### Task brief:
Report every line below that holds the word "aiheuttaa".

(Data records)
········

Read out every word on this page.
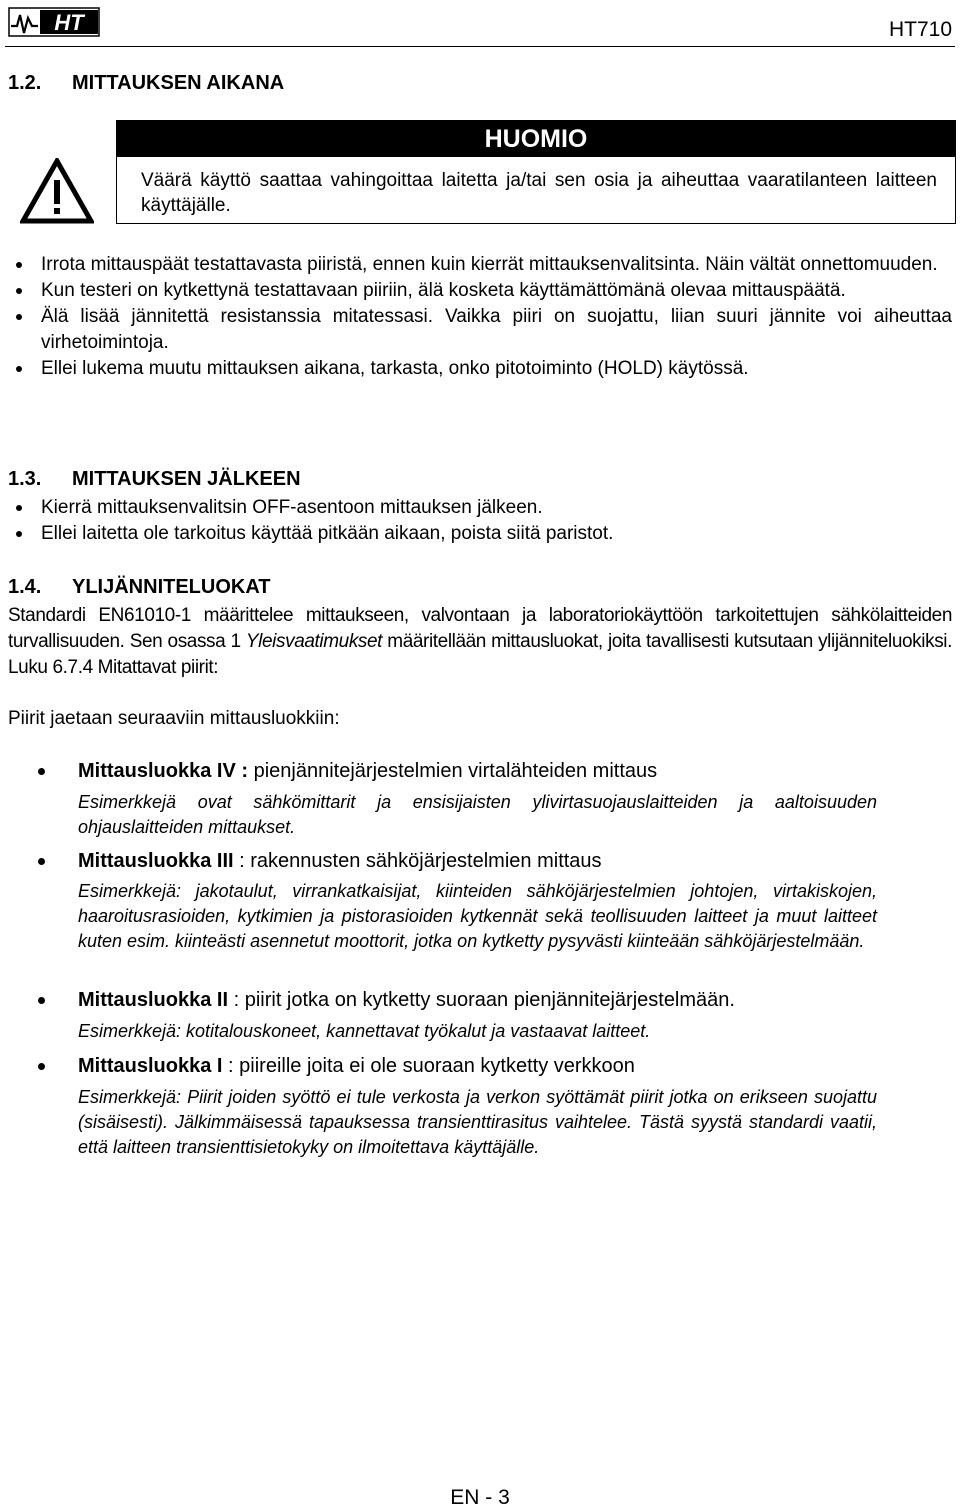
HT	HT710
1.2. MITTAUKSEN AIKANA
HUOMIO
Väärä käyttö saattaa vahingoittaa laitetta ja/tai sen osia ja aiheuttaa vaaratilanteen laitteen käyttäjälle.
Irrota mittauspäät testattavasta piiristä, ennen kuin kierrät mittauksenvalitsinta. Näin vältät onnettomuuden.
Kun testeri on kytkettynä testattavaan piiriin, älä kosketa käyttämättömänä olevaa mittauspäätä.
Älä lisää jännitettä resistanssia mitatessasi. Vaikka piiri on suojattu, liian suuri jännite voi aiheuttaa virhetoimintoja.
Ellei lukema muutu mittauksen aikana, tarkasta, onko pitotoiminto (HOLD) käytössä.
1.3. MITTAUKSEN JÄLKEEN
Kierrä mittauksenvalitsin OFF-asentoon mittauksen jälkeen.
Ellei laitetta ole tarkoitus käyttää pitkään aikaan, poista siitä paristot.
1.4. YLIJÄNNITELUOKAT
Standardi EN61010-1 määrittelee mittaukseen, valvontaan ja laboratoriokäyttöön tarkoitettujen sähkölaitteiden turvallisuuden. Sen osassa 1 Yleisvaatimukset määritellään mittausluokat, joita tavallisesti kutsutaan ylijänniteluokiksi. Luku 6.7.4 Mitattavat piirit:
Piirit jaetaan seuraaviin mittausluokkiin:
Mittausluokka IV : pienjännitejärjestelmien virtalähteiden mittaus
Esimerkkejä ovat sähkömittarit ja ensisijaisten ylivirtasuojauslaitteiden ja aaltoisuuden ohjauslaitteiden mittaukset.
Mittausluokka III : rakennusten sähköjärjestelmien mittaus
Esimerkkejä: jakotaulut, virrankatkaisijat, kiinteiden sähköjärjestelmien johtojen, virtakiskojen, haaroitusrasioiden, kytkimien ja pistorasioiden kytkennät sekä teollisuuden laitteet ja muut laitteet kuten esim. kiinteästi asennetut moottorit, jotka on kytketty pysyvästi kiinteään sähköjärjestelmään.
Mittausluokka II : piirit jotka on kytketty suoraan pienjännitejärjestelmään.
Esimerkkejä: kotitalouskoneet, kannettavat työkalut ja vastaavat laitteet.
Mittausluokka I : piireille joita ei ole suoraan kytketty verkkoon
Esimerkkejä: Piirit joiden syöttö ei tule verkosta ja verkon syöttämät piirit jotka on erikseen suojattu (sisäisesti). Jälkimmäisessä tapauksessa transienttirasitus vaihtelee. Tästä syystä standardi vaatii, että laitteen transienttisietokyky on ilmoitettava käyttäjälle.
EN - 3
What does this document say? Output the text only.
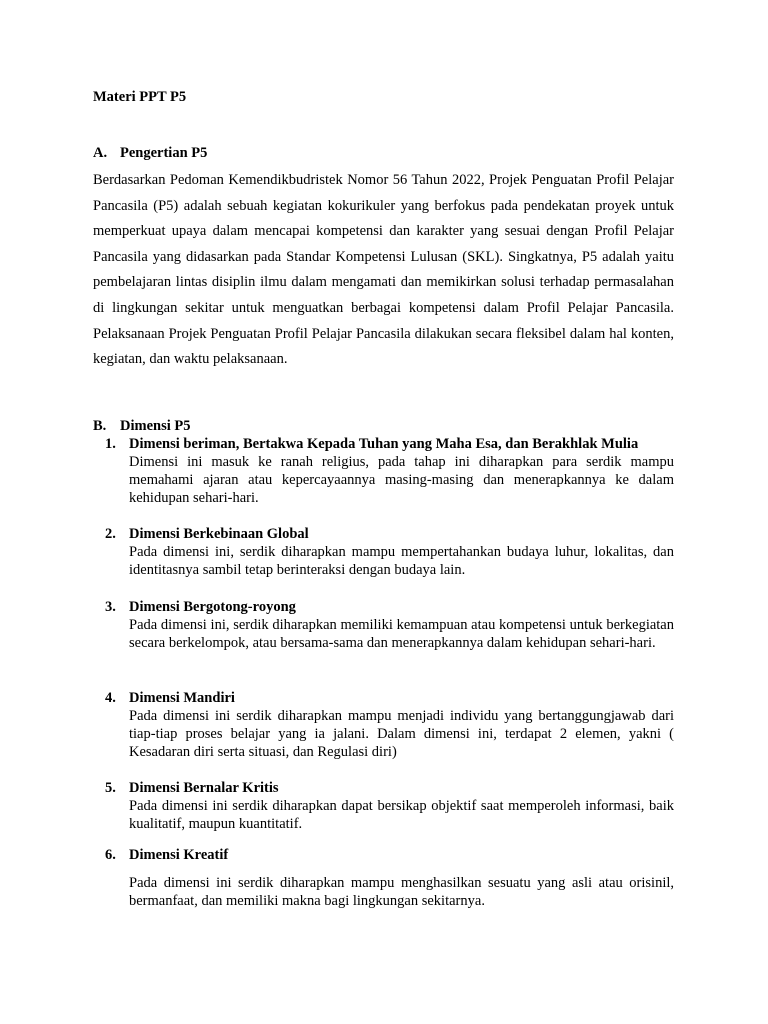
Materi PPT P5
A. Pengertian P5

Berdasarkan Pedoman Kemendikbudristek Nomor 56 Tahun 2022, Projek Penguatan Profil Pelajar Pancasila (P5) adalah sebuah kegiatan kokurikuler yang berfokus pada pendekatan proyek untuk memperkuat upaya dalam mencapai kompetensi dan karakter yang sesuai dengan Profil Pelajar Pancasila yang didasarkan pada Standar Kompetensi Lulusan (SKL). Singkatnya, P5 adalah yaitu pembelajaran lintas disiplin ilmu dalam mengamati dan memikirkan solusi terhadap permasalahan di lingkungan sekitar untuk menguatkan berbagai kompetensi dalam Profil Pelajar Pancasila. Pelaksanaan Projek Penguatan Profil Pelajar Pancasila dilakukan secara fleksibel dalam hal konten, kegiatan, dan waktu pelaksanaan.

B. Dimensi P5
1. Dimensi beriman, Bertakwa Kepada Tuhan yang Maha Esa, dan Berakhlak Mulia

Dimensi ini masuk ke ranah religius, pada tahap ini diharapkan para serdik mampu memahami ajaran atau kepercayaannya masing-masing dan menerapkannya ke dalam kehidupan sehari-hari.

2. Dimensi Berkebinaan Global

Pada dimensi ini, serdik diharapkan mampu mempertahankan budaya luhur, lokalitas, dan identitasnya sambil tetap berinteraksi dengan budaya lain.

3. Dimensi Bergotong-royong

Pada dimensi ini, serdik diharapkan memiliki kemampuan atau kompetensi untuk berkegiatan secara berkelompok, atau bersama-sama dan menerapkannya dalam kehidupan sehari-hari.

4. Dimensi Mandiri

Pada dimensi ini serdik diharapkan mampu menjadi individu yang bertanggungjawab dari tiap-tiap proses belajar yang ia jalani. Dalam dimensi ini, terdapat 2 elemen, yakni ( Kesadaran diri serta situasi, dan Regulasi diri)

5. Dimensi Bernalar Kritis

Pada dimensi ini serdik diharapkan dapat bersikap objektif saat memperoleh informasi, baik kualitatif, maupun kuantitatif.

6. Dimensi Kreatif

Pada dimensi ini serdik diharapkan mampu menghasilkan sesuatu yang asli atau orisinil, bermanfaat, dan memiliki makna bagi lingkungan sekitarnya.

········

### Completed exercise:
Väärä käyttö saattaa vahingoittaa laitetta ja/tai sen osia ja aiheuttaa vaaratilanteen laitteen käyttäjälle.
Älä lisää jännitettä resistanssia mitatessasi. Vaikka piiri on suojattu, liian suuri jännite voi aiheuttaa virhetoimintoja.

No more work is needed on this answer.